## [Exercise aim]
The complete listing should be restated exactly.

Dataset records
>> START
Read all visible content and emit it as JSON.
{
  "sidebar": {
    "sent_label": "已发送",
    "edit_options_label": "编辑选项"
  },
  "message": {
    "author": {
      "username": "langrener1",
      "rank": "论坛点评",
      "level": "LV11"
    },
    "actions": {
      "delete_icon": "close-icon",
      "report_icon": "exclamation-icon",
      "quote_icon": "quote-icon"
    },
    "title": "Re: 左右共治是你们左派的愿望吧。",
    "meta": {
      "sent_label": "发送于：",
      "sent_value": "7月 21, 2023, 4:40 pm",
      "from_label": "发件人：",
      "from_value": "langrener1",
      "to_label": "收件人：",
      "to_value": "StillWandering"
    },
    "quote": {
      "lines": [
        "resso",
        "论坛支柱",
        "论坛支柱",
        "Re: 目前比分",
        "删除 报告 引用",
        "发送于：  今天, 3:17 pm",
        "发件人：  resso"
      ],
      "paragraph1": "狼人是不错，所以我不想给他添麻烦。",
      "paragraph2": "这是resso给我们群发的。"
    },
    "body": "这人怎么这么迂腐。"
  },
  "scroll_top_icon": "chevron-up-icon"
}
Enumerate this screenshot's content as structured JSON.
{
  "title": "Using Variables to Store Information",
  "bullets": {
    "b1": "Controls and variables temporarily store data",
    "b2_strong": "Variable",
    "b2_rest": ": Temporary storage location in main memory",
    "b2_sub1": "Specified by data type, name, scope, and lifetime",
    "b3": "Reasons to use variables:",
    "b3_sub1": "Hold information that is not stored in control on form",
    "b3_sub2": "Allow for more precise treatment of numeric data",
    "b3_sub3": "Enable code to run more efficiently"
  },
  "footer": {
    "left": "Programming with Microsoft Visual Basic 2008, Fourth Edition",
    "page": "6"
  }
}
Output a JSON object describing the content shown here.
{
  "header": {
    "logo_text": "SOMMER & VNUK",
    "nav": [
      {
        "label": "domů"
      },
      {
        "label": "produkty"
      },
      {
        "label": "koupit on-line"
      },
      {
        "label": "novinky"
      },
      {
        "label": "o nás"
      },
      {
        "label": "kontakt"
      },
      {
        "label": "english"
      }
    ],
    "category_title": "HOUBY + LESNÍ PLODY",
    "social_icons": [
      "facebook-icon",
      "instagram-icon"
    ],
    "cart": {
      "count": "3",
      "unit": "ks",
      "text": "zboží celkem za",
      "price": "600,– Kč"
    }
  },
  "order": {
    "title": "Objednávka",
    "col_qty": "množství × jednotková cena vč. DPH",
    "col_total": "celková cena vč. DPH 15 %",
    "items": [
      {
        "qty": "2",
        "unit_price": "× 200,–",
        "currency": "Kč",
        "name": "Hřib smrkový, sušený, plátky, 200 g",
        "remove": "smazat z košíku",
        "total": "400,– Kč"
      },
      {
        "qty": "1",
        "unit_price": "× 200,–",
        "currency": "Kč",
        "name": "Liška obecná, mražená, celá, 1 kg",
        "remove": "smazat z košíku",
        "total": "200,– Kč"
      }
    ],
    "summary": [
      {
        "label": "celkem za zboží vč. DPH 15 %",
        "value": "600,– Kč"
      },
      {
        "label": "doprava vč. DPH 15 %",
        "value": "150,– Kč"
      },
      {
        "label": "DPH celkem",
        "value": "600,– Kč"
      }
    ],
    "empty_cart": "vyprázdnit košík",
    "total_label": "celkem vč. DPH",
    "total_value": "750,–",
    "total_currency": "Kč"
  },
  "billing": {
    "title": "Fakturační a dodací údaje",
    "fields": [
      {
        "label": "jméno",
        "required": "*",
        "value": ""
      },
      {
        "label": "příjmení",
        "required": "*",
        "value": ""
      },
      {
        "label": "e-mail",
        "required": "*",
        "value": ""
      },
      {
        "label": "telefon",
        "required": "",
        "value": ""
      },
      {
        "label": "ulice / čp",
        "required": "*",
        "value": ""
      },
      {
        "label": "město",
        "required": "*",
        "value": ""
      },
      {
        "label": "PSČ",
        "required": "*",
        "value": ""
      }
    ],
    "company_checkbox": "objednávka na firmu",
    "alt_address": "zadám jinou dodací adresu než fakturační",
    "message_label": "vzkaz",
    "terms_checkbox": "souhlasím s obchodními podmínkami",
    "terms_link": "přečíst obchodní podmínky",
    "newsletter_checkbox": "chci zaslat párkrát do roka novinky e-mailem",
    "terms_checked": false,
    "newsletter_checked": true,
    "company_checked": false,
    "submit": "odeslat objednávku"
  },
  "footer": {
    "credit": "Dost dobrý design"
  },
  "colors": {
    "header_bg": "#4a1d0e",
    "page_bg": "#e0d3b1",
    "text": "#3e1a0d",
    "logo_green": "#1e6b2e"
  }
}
>> END
## [Final result]
Read all visible content and emit it as JSON.
{
  "sidebar": {
    "sent_label": "已发送",
    "edit_options_label": "编辑选项"
  },
  "message": {
    "author": {
      "username": "langrener1",
      "rank": "论坛点评",
      "level": "LV11"
    },
    "actions": {
      "delete_icon": "close-icon",
      "report_icon": "exclamation-icon",
      "quote_icon": "quote-icon"
    },
    "title": "Re: 左右共治是你们左派的愿望吧。",
    "meta": {
      "sent_label": "发送于：",
      "sent_value": "7月 21, 2023, 4:40 pm",
      "from_label": "发件人：",
      "from_value": "langrener1",
      "to_label": "收件人：",
      "to_value": "StillWandering"
    },
    "quote": {
      "lines": [
        "resso",
        "论坛支柱",
        "论坛支柱",
        "Re: 目前比分",
        "删除 报告 引用",
        "发送于：  今天, 3:17 pm",
        "发件人：  resso"
      ],
      "paragraph1": "狼人是不错，所以我不想给他添麻烦。",
      "paragraph2": "这是resso给我们群发的。"
    },
    "body": "这人怎么这么迂腐。"
  },
  "scroll_top_icon": "chevron-up-icon"
}
Enumerate this screenshot's content as structured JSON.
{
  "title": "Using Variables to Store Information",
  "bullets": {
    "b1": "Controls and variables temporarily store data",
    "b2_strong": "Variable",
    "b2_rest": ": Temporary storage location in main memory",
    "b2_sub1": "Specified by data type, name, scope, and lifetime",
    "b3": "Reasons to use variables:",
    "b3_sub1": "Hold information that is not stored in control on form",
    "b3_sub2": "Allow for more precise treatment of numeric data",
    "b3_sub3": "Enable code to run more efficiently"
  },
  "footer": {
    "left": "Programming with Microsoft Visual Basic 2008, Fourth Edition",
    "page": "6"
  }
}
Output a JSON object describing the content shown here.
{
  "header": {
    "logo_text": "SOMMER & VNUK",
    "nav": [
      {
        "label": "domů"
      },
      {
        "label": "produkty"
      },
      {
        "label": "koupit on-line"
      },
      {
        "label": "novinky"
      },
      {
        "label": "o nás"
      },
      {
        "label": "kontakt"
      },
      {
        "label": "english"
      }
    ],
    "category_title": "HOUBY + LESNÍ PLODY",
    "social_icons": [
      "facebook-icon",
      "instagram-icon"
    ],
    "cart": {
      "count": "3",
      "unit": "ks",
      "text": "zboží celkem za",
      "price": "600,– Kč"
    }
  },
  "order": {
    "title": "Objednávka",
    "col_qty": "množství × jednotková cena vč. DPH",
    "col_total": "celková cena vč. DPH 15 %",
    "items": [
      {
        "qty": "2",
        "unit_price": "× 200,–",
        "currency": "Kč",
        "name": "Hřib smrkový, sušený, plátky, 200 g",
        "remove": "smazat z košíku",
        "total": "400,– Kč"
      },
      {
        "qty": "1",
        "unit_price": "× 200,–",
        "currency": "Kč",
        "name": "Liška obecná, mražená, celá, 1 kg",
        "remove": "smazat z košíku",
        "total": "200,– Kč"
      }
    ],
    "summary": [
      {
        "label": "celkem za zboží vč. DPH 15 %",
        "value": "600,– Kč"
      },
      {
        "label": "doprava vč. DPH 15 %",
        "value": "150,– Kč"
      },
      {
        "label": "DPH celkem",
        "value": "600,– Kč"
      }
    ],
    "empty_cart": "vyprázdnit košík",
    "total_label": "celkem vč. DPH",
    "total_value": "750,–",
    "total_currency": "Kč"
  },
  "billing": {
    "title": "Fakturační a dodací údaje",
    "fields": [
      {
        "label": "jméno",
        "required": "*",
        "value": ""
      },
      {
        "label": "příjmení",
        "required": "*",
        "value": ""
      },
      {
        "label": "e-mail",
        "required": "*",
        "value": ""
      },
      {
        "label": "telefon",
        "required": "",
        "value": ""
      },
      {
        "label": "ulice / čp",
        "required": "*",
        "value": ""
      },
      {
        "label": "město",
        "required": "*",
        "value": ""
      },
      {
        "label": "PSČ",
        "required": "*",
        "value": ""
      }
    ],
    "company_checkbox": "objednávka na firmu",
    "alt_address": "zadám jinou dodací adresu než fakturační",
    "message_label": "vzkaz",
    "terms_checkbox": "souhlasím s obchodními podmínkami",
    "terms_link": "přečíst obchodní podmínky",
    "newsletter_checkbox": "chci zaslat párkrát do roka novinky e-mailem",
    "terms_checked": false,
    "newsletter_checked": true,
    "company_checked": false,
    "submit": "odeslat objednávku"
  },
  "footer": {
    "credit": "Dost dobrý design"
  },
  "colors": {
    "header_bg": "#4a1d0e",
    "page_bg": "#e0d3b1",
    "text": "#3e1a0d",
    "logo_green": "#1e6b2e"
  }
}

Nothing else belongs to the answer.